■ Qué hacer ■
Reproduce sin cambios el fragmento del texto sobre la rueda de prensa en Sevilla que empieza en "Un par de compañeros, estudiantes" y termina en "toda una aventura.".

■ Texto de lectura ■
━━━━

Sábado, 14 de mayo de 2011, doce menos cuarto de la mañana, sede de la Asociación Pro-Derechos Humanos de Andalucía en Sevilla. Hemos convocado a los medios para una rueda de prensa.

Un par de compañeros, estudiantes de periodismo, se han encargado de elaborar la base de datos de medios, de redactar y enviar las convocatorias y de elaborar un dossier de prensa. Alucino con el resultado del trabajo y al pensar que tenemos un gabinete de prensa que, a su vez, alucina porque puede poner en práctica lo aprendido en la carrera. Supongo que, como a ellos en ese momento o como a mí al redactar mi primer recurso para un TSJ, a muchas personas les entusiasmó volcar sus saberes y su talento en todo este proceso. Entre las que estábamos desempleadas o malvivíamos con contratos precarios, poder desarrollar nuestras habilidades en un proyecto transformador, amable, colaborativo y divertido era toda una aventura.

Lamentablemente, el flipar se nos acabó a las doce en punto, hora de comenzar la rueda de prensa, cuando en la sala solo nos encontrábamos nosotros y una cámara de una televisión local de Sevilla. Ni medios, ni agencias habían estimado relevante la convocatoria y, por ende, la manifestación del día siguiente. El jarro de agua fría nos hizo dar la rueda de prensa un poco tiritando. En la cerveza posterior empezamos a temer que el ruido y la presencia que habíamos alcanzado en Internet no habían permeado en el mundo fuera de las redes. Lo bueno de llegar a esas conclusiones entre amigos y cervezas es que la frustración no llegó a calar. Además, quedaban aún cosas por hacer en ese día de la víspera.

━━━━

■ Contenido del listado ■

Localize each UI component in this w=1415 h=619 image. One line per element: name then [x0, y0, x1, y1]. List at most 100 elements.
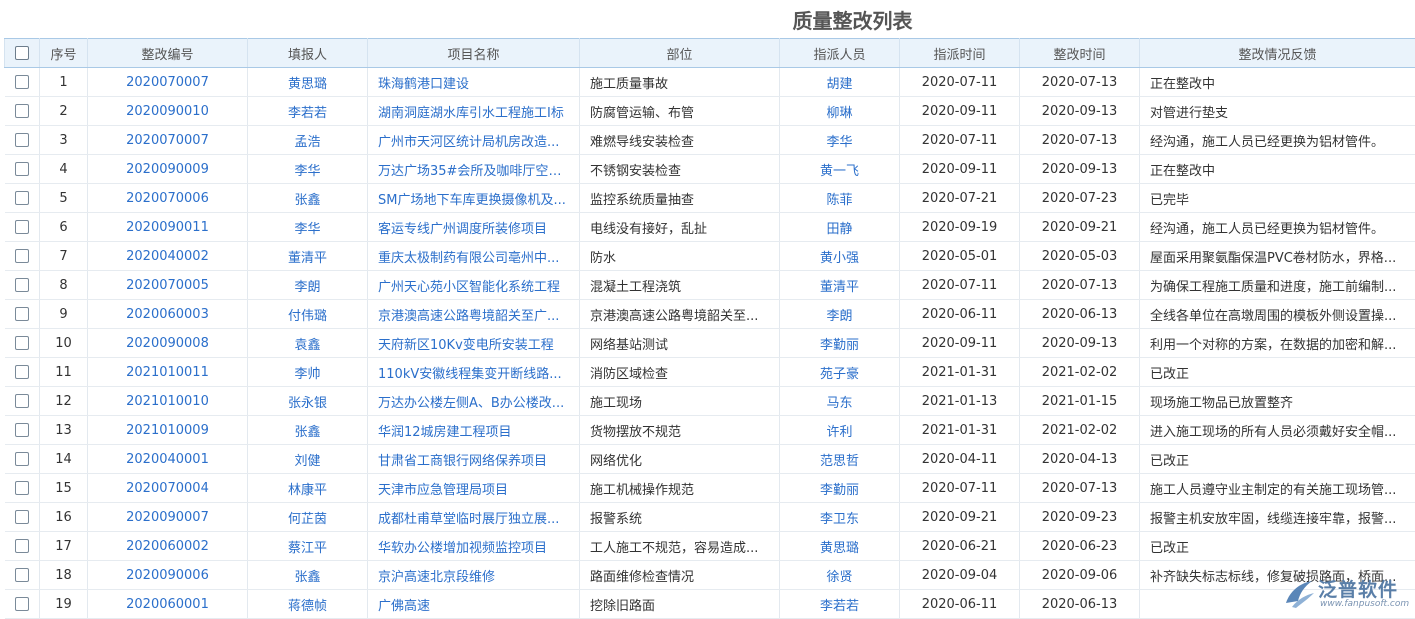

━━━━

■ Respuesta completa ■
Un par de compañeros, estudiantes de periodismo, se han encargado de elaborar la base de datos de medios, de redactar y enviar las convocatorias y de elaborar un dossier de prensa. Alucino con el resultado del trabajo y al pensar que tenemos un gabinete de prensa que, a su vez, alucina porque puede poner en práctica lo aprendido en la carrera. Supongo que, como a ellos en ese momento o como a mí al redactar mi primer recurso para un TSJ, a muchas personas les entusiasmó volcar sus saberes y su talento en todo este proceso. Entre las que estábamos desempleadas o malvivíamos con contratos precarios, poder desarrollar nuestras habilidades en un proyecto transformador, amable, colaborativo y divertido era toda una aventura.